## Task statement
Please write out the complete listing that follows, exactly as it reads.

## Dataset

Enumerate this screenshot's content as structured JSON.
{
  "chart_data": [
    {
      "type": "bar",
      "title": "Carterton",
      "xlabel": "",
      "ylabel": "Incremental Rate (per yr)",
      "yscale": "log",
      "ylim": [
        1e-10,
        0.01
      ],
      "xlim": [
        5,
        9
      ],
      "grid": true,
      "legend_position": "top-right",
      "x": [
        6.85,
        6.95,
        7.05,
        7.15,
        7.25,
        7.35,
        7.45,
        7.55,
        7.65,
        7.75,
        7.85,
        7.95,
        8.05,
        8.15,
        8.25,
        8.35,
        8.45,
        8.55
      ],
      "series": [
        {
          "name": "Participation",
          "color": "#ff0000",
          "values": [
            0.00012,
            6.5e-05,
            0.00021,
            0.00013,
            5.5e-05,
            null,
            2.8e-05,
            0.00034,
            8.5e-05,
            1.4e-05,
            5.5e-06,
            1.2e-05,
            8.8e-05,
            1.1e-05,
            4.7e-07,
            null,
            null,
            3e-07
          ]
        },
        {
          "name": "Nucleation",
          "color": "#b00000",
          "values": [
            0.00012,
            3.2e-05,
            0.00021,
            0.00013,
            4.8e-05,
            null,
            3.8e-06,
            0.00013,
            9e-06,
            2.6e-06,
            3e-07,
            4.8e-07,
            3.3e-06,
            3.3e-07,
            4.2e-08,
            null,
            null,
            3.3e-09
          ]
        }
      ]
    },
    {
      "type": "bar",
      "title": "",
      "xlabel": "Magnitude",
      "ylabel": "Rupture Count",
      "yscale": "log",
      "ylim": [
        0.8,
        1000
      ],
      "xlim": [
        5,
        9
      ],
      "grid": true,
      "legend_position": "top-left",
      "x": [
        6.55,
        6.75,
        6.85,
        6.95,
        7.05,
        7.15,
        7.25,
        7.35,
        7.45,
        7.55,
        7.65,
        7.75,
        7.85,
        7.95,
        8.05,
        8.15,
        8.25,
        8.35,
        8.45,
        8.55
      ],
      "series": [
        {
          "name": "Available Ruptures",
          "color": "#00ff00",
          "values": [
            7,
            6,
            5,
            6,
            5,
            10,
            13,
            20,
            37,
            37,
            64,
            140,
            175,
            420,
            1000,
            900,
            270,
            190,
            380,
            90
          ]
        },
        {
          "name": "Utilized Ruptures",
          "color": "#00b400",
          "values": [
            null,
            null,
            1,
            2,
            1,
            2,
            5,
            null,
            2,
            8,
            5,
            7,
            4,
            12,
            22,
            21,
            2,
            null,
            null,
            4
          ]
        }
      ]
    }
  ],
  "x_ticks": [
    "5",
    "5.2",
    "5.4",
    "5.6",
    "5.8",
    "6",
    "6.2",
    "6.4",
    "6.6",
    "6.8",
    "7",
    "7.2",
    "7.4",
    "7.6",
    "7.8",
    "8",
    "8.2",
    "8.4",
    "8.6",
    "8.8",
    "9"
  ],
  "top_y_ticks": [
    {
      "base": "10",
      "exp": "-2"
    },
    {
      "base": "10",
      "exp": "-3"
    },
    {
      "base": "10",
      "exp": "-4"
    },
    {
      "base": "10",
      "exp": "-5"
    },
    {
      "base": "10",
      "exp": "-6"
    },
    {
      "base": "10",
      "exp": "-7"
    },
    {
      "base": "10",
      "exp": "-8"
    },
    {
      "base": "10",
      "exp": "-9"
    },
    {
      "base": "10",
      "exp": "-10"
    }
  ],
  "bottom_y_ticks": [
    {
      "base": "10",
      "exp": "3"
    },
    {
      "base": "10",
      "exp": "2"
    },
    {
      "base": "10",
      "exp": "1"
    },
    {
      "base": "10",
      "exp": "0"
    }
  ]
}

## Final result
Enumerate this screenshot's content as structured JSON.
{
  "chart_data": [
    {
      "type": "bar",
      "title": "Carterton",
      "xlabel": "",
      "ylabel": "Incremental Rate (per yr)",
      "yscale": "log",
      "ylim": [
        1e-10,
        0.01
      ],
      "xlim": [
        5,
        9
      ],
      "grid": true,
      "legend_position": "top-right",
      "x": [
        6.85,
        6.95,
        7.05,
        7.15,
        7.25,
        7.35,
        7.45,
        7.55,
        7.65,
        7.75,
        7.85,
        7.95,
        8.05,
        8.15,
        8.25,
        8.35,
        8.45,
        8.55
      ],
      "series": [
        {
          "name": "Participation",
          "color": "#ff0000",
          "values": [
            0.00012,
            6.5e-05,
            0.00021,
            0.00013,
            5.5e-05,
            null,
            2.8e-05,
            0.00034,
            8.5e-05,
            1.4e-05,
            5.5e-06,
            1.2e-05,
            8.8e-05,
            1.1e-05,
            4.7e-07,
            null,
            null,
            3e-07
          ]
        },
        {
          "name": "Nucleation",
          "color": "#b00000",
          "values": [
            0.00012,
            3.2e-05,
            0.00021,
            0.00013,
            4.8e-05,
            null,
            3.8e-06,
            0.00013,
            9e-06,
            2.6e-06,
            3e-07,
            4.8e-07,
            3.3e-06,
            3.3e-07,
            4.2e-08,
            null,
            null,
            3.3e-09
          ]
        }
      ]
    },
    {
      "type": "bar",
      "title": "",
      "xlabel": "Magnitude",
      "ylabel": "Rupture Count",
      "yscale": "log",
      "ylim": [
        0.8,
        1000
      ],
      "xlim": [
        5,
        9
      ],
      "grid": true,
      "legend_position": "top-left",
      "x": [
        6.55,
        6.75,
        6.85,
        6.95,
        7.05,
        7.15,
        7.25,
        7.35,
        7.45,
        7.55,
        7.65,
        7.75,
        7.85,
        7.95,
        8.05,
        8.15,
        8.25,
        8.35,
        8.45,
        8.55
      ],
      "series": [
        {
          "name": "Available Ruptures",
          "color": "#00ff00",
          "values": [
            7,
            6,
            5,
            6,
            5,
            10,
            13,
            20,
            37,
            37,
            64,
            140,
            175,
            420,
            1000,
            900,
            270,
            190,
            380,
            90
          ]
        },
        {
          "name": "Utilized Ruptures",
          "color": "#00b400",
          "values": [
            null,
            null,
            1,
            2,
            1,
            2,
            5,
            null,
            2,
            8,
            5,
            7,
            4,
            12,
            22,
            21,
            2,
            null,
            null,
            4
          ]
        }
      ]
    }
  ],
  "x_ticks": [
    "5",
    "5.2",
    "5.4",
    "5.6",
    "5.8",
    "6",
    "6.2",
    "6.4",
    "6.6",
    "6.8",
    "7",
    "7.2",
    "7.4",
    "7.6",
    "7.8",
    "8",
    "8.2",
    "8.4",
    "8.6",
    "8.8",
    "9"
  ],
  "top_y_ticks": [
    {
      "base": "10",
      "exp": "-2"
    },
    {
      "base": "10",
      "exp": "-3"
    },
    {
      "base": "10",
      "exp": "-4"
    },
    {
      "base": "10",
      "exp": "-5"
    },
    {
      "base": "10",
      "exp": "-6"
    },
    {
      "base": "10",
      "exp": "-7"
    },
    {
      "base": "10",
      "exp": "-8"
    },
    {
      "base": "10",
      "exp": "-9"
    },
    {
      "base": "10",
      "exp": "-10"
    }
  ],
  "bottom_y_ticks": [
    {
      "base": "10",
      "exp": "3"
    },
    {
      "base": "10",
      "exp": "2"
    },
    {
      "base": "10",
      "exp": "1"
    },
    {
      "base": "10",
      "exp": "0"
    }
  ]
}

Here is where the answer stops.